— start of MATERIAL —

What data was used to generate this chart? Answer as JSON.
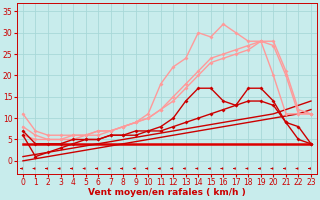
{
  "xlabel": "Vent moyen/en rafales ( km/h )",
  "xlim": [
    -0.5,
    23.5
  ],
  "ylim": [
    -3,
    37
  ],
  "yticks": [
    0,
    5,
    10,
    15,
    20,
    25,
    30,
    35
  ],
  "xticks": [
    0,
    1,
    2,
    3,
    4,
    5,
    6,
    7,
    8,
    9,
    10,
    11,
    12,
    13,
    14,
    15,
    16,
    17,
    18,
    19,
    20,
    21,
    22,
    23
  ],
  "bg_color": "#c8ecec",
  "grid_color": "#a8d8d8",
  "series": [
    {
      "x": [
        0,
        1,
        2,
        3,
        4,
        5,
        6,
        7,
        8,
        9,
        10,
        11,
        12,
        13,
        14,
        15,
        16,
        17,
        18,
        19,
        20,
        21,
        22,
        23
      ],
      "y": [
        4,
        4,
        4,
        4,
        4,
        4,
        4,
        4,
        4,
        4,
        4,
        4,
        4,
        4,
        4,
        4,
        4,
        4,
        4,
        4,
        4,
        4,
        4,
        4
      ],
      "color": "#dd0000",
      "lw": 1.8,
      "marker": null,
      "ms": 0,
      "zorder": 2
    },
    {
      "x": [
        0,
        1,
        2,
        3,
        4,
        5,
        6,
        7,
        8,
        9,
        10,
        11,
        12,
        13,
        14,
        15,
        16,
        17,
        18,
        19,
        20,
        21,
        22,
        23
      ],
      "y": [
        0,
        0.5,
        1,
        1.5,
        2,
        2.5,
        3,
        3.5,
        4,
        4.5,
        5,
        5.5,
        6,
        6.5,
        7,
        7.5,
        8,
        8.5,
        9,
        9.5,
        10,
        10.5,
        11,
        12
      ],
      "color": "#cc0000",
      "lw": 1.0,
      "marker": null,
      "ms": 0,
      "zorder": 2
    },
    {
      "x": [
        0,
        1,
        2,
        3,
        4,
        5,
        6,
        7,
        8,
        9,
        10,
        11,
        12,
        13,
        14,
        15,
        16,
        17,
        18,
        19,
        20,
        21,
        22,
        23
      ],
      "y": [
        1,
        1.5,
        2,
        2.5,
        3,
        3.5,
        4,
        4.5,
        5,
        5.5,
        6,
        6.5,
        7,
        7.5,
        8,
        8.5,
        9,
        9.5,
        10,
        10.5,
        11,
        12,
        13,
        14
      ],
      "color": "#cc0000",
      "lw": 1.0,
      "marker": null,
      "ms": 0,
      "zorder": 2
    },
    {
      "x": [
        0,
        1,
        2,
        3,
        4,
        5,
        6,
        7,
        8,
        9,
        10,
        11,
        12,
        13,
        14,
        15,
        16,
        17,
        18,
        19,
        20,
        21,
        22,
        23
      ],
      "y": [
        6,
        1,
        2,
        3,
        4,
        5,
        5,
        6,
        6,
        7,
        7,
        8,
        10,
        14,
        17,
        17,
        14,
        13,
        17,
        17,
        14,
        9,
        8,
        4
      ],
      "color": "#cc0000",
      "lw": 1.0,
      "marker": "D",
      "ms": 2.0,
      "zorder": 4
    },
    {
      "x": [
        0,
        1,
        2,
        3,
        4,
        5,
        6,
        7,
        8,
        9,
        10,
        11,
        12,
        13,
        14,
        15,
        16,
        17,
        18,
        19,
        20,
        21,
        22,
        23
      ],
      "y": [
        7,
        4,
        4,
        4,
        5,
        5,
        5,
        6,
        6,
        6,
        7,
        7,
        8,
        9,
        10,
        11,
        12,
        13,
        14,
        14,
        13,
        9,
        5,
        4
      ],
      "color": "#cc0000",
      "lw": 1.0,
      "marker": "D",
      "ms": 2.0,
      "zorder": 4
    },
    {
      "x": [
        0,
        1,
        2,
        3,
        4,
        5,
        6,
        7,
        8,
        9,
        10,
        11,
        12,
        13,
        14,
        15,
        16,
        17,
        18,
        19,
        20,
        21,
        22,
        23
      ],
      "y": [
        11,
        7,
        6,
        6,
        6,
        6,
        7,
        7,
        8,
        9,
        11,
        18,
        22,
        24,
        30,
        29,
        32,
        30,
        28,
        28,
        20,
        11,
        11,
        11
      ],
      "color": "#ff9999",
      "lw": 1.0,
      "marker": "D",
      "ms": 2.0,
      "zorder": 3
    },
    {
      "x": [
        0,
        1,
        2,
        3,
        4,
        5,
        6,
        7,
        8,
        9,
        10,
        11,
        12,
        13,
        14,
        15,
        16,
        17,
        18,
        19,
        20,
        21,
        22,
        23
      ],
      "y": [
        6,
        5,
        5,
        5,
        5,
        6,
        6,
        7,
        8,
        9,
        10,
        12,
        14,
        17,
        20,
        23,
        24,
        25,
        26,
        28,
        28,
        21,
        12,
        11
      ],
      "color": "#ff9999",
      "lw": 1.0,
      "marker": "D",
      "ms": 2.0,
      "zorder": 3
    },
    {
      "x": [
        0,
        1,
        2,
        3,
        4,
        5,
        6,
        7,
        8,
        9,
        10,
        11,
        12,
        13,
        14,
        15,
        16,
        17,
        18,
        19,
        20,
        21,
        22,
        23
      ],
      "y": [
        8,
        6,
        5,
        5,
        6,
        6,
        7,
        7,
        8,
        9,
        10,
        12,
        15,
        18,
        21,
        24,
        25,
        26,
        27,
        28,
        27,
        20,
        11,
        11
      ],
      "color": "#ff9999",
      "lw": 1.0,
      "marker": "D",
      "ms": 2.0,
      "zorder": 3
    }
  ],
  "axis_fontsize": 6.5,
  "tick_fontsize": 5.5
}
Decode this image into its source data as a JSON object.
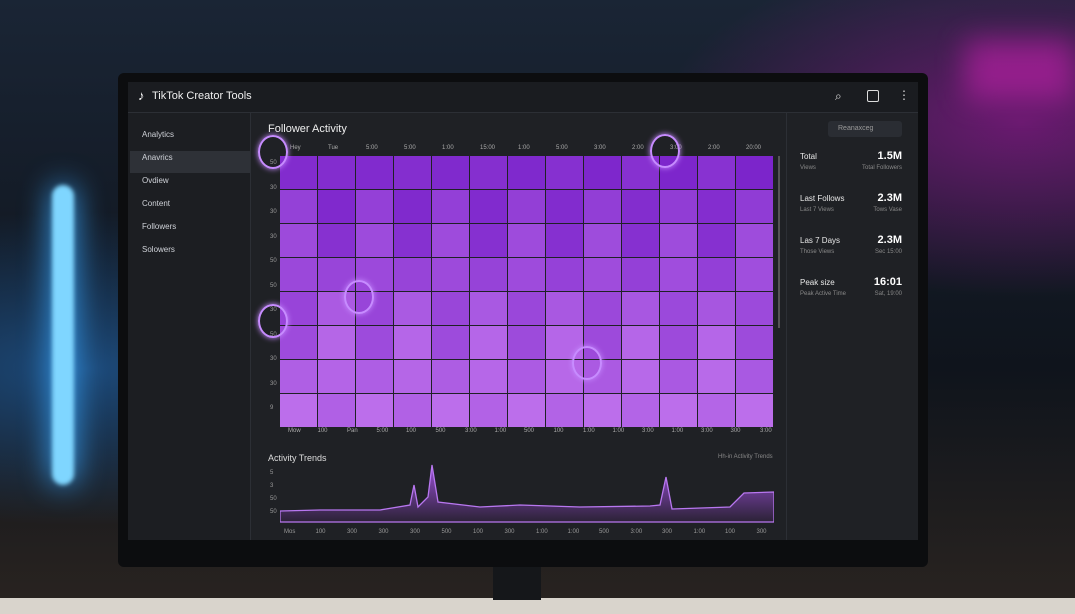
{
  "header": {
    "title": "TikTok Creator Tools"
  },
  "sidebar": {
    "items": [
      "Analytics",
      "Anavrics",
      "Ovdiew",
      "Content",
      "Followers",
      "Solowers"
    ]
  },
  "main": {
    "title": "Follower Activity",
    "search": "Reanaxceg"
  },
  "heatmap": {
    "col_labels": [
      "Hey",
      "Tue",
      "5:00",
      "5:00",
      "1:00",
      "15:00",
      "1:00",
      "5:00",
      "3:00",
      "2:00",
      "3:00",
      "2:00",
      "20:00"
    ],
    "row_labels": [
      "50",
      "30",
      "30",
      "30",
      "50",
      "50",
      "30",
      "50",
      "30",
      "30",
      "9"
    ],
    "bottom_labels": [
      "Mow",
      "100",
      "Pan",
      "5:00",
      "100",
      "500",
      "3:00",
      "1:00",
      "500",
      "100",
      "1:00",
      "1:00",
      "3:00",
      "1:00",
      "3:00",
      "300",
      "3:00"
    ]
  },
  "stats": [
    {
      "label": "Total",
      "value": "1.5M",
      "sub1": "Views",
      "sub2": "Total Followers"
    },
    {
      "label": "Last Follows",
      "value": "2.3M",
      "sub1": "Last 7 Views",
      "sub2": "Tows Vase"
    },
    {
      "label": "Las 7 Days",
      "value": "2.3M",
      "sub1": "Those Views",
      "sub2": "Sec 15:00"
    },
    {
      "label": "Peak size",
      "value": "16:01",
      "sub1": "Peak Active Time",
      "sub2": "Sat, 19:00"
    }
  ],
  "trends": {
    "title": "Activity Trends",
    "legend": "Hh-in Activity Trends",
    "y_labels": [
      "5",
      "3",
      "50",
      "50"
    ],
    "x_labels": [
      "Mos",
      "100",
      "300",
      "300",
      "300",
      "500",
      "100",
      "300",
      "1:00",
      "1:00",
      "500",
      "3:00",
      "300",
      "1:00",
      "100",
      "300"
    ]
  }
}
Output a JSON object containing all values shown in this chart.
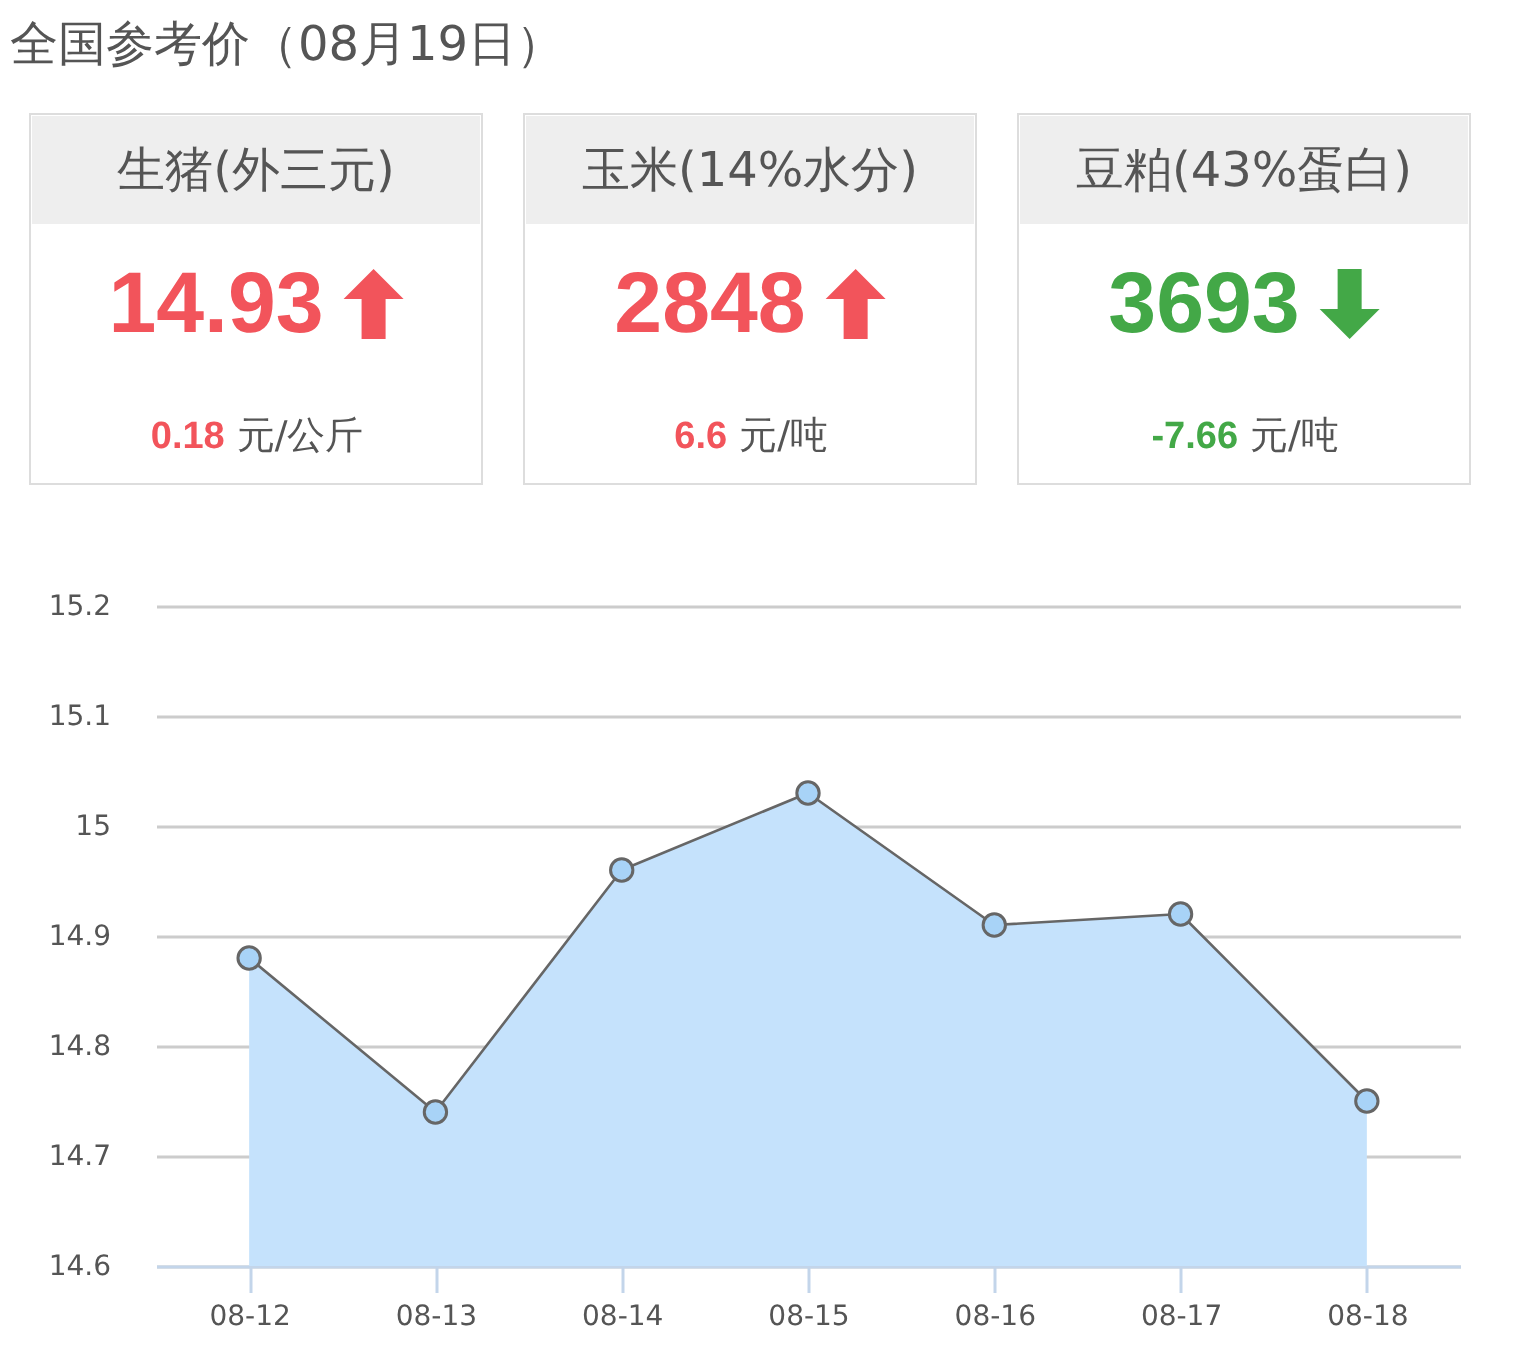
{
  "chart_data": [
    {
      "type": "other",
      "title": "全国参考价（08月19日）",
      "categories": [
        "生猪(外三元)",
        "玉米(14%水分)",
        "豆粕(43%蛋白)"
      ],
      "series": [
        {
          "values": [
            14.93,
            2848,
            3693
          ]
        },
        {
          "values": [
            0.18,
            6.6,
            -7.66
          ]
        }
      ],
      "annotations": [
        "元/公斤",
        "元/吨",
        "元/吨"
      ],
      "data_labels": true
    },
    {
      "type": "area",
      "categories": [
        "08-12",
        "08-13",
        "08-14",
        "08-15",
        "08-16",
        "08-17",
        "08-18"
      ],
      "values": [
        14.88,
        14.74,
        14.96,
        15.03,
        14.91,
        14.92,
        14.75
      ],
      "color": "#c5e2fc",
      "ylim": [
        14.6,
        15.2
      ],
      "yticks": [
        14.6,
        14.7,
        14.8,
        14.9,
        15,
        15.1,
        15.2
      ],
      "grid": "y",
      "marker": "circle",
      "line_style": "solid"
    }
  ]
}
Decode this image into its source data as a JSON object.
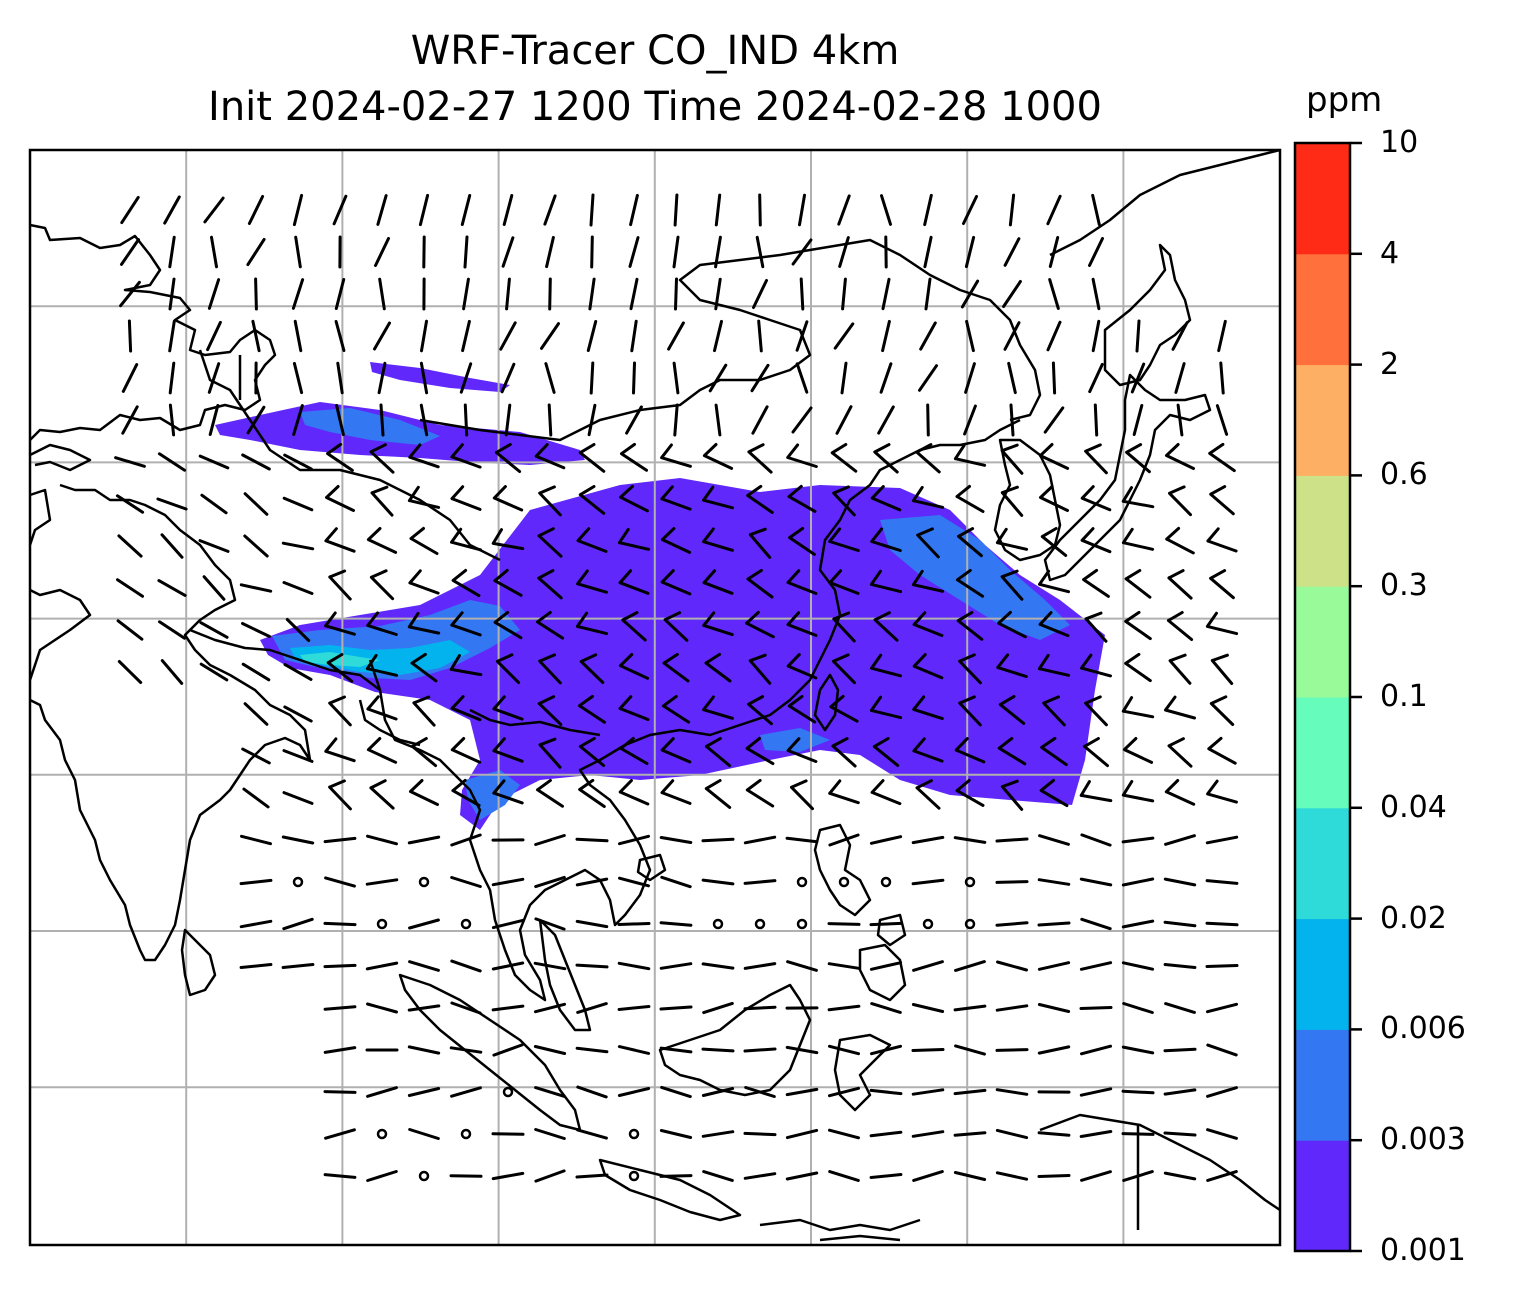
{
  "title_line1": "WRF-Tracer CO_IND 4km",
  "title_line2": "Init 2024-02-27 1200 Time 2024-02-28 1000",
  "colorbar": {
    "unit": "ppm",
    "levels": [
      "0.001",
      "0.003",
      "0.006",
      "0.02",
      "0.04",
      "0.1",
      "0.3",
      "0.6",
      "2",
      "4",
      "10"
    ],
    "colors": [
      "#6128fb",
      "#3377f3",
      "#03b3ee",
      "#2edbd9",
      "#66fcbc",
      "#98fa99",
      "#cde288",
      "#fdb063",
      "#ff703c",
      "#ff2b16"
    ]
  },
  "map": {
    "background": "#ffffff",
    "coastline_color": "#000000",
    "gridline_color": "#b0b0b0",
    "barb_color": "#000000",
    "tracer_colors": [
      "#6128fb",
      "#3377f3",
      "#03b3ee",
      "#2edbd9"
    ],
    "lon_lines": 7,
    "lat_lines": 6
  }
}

— end of MATERIAL —

PROBLEM REQUIREMENTS:
Wherever the string "JSON" appears in the entries above, list that line.

CORRECT OUTPUT:
What data was used to generate this chart? Answer as JSON.
Decode this image into its source data as a JSON object.
Output a JSON object containing all values shown in this chart.
Decode this image into its source data as a JSON object.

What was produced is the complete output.